**Task goal**
Output all lines exactly.
— begin Working data —
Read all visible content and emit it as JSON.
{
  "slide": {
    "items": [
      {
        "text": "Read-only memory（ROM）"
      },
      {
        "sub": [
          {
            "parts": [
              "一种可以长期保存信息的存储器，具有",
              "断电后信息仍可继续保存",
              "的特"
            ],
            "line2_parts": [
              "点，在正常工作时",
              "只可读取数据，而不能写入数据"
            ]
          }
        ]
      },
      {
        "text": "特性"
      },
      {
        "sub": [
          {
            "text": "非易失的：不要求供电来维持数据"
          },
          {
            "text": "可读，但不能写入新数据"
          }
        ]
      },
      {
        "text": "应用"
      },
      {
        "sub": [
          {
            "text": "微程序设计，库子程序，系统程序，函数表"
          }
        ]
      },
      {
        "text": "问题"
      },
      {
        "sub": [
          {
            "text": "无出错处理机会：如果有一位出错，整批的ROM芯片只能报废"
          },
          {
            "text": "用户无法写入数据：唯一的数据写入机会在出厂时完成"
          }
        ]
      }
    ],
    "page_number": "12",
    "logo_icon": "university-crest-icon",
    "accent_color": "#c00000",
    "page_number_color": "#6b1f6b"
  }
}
— end Working data —
**Complete response**
Read all visible content and emit it as JSON.
{
  "slide": {
    "items": [
      {
        "text": "Read-only memory（ROM）"
      },
      {
        "sub": [
          {
            "parts": [
              "一种可以长期保存信息的存储器，具有",
              "断电后信息仍可继续保存",
              "的特"
            ],
            "line2_parts": [
              "点，在正常工作时",
              "只可读取数据，而不能写入数据"
            ]
          }
        ]
      },
      {
        "text": "特性"
      },
      {
        "sub": [
          {
            "text": "非易失的：不要求供电来维持数据"
          },
          {
            "text": "可读，但不能写入新数据"
          }
        ]
      },
      {
        "text": "应用"
      },
      {
        "sub": [
          {
            "text": "微程序设计，库子程序，系统程序，函数表"
          }
        ]
      },
      {
        "text": "问题"
      },
      {
        "sub": [
          {
            "text": "无出错处理机会：如果有一位出错，整批的ROM芯片只能报废"
          },
          {
            "text": "用户无法写入数据：唯一的数据写入机会在出厂时完成"
          }
        ]
      }
    ],
    "page_number": "12",
    "logo_icon": "university-crest-icon",
    "accent_color": "#c00000",
    "page_number_color": "#6b1f6b"
  }
}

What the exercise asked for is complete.